> [Task material]
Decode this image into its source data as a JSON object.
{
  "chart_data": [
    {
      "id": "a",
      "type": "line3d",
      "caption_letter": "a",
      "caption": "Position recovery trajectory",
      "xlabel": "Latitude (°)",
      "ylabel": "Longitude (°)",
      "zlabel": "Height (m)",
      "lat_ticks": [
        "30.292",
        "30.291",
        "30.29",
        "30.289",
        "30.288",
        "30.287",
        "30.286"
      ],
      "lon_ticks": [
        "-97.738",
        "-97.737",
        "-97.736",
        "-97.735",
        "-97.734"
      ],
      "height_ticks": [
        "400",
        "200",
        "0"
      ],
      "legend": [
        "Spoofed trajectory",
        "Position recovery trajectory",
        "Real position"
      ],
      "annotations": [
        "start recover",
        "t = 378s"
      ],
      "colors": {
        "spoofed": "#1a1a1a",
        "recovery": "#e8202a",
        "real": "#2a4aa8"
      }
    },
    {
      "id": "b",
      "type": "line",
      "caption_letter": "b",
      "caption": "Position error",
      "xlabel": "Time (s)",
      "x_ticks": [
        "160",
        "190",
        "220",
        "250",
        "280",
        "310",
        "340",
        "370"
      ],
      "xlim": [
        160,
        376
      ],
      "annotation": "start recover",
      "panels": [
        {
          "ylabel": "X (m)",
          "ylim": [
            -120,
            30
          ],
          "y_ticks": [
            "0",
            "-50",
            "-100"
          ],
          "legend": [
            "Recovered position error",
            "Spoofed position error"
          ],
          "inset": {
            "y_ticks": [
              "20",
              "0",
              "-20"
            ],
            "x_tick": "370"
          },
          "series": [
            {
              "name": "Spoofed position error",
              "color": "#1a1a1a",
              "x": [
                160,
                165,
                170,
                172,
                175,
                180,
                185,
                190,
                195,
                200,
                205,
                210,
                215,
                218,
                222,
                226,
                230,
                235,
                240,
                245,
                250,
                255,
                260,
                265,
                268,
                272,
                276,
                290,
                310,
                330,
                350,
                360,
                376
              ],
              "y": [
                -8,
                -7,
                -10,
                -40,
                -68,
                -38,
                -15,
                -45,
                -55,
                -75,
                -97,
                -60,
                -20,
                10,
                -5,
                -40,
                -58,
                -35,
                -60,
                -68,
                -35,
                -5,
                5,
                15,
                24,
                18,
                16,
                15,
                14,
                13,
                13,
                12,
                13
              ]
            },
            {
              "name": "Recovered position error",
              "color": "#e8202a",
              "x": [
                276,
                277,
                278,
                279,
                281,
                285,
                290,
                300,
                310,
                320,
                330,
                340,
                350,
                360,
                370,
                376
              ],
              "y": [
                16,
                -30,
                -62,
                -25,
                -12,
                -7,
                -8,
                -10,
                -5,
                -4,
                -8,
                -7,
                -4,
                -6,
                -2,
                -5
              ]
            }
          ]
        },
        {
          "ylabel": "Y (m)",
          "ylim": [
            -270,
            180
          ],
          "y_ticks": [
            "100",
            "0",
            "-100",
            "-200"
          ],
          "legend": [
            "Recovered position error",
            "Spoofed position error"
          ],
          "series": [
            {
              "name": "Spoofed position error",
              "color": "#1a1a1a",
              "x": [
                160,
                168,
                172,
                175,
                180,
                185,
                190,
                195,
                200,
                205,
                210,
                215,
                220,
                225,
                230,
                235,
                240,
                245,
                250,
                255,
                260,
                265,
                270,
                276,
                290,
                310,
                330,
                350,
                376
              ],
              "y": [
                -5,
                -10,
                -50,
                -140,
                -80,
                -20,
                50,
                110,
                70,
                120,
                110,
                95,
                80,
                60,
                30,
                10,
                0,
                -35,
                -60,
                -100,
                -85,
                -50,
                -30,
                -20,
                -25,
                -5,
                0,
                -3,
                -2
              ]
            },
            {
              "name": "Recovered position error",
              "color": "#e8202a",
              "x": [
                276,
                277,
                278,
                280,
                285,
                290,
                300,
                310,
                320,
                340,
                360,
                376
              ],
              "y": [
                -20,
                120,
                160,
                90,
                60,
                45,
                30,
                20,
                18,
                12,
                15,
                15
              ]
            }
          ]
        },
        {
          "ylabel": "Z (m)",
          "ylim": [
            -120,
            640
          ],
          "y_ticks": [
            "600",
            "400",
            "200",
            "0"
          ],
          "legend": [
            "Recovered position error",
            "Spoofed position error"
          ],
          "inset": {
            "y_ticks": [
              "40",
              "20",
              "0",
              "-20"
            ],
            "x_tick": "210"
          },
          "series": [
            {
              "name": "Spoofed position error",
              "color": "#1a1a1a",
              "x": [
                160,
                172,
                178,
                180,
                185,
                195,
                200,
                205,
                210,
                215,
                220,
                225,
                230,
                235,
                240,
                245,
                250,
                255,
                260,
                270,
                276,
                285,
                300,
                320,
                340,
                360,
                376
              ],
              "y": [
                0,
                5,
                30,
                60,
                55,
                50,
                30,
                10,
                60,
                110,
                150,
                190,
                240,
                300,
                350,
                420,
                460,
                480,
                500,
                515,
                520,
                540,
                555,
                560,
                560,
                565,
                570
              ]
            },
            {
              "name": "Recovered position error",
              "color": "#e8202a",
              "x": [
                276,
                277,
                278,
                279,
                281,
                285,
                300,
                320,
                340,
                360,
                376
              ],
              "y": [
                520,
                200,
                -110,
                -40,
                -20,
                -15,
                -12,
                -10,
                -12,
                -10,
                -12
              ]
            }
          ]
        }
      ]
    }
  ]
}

> [Exercise directions] Look through the entries and work out how many lines have the word "ylabel" in them; reply with that number only.

> [Problem solution] 4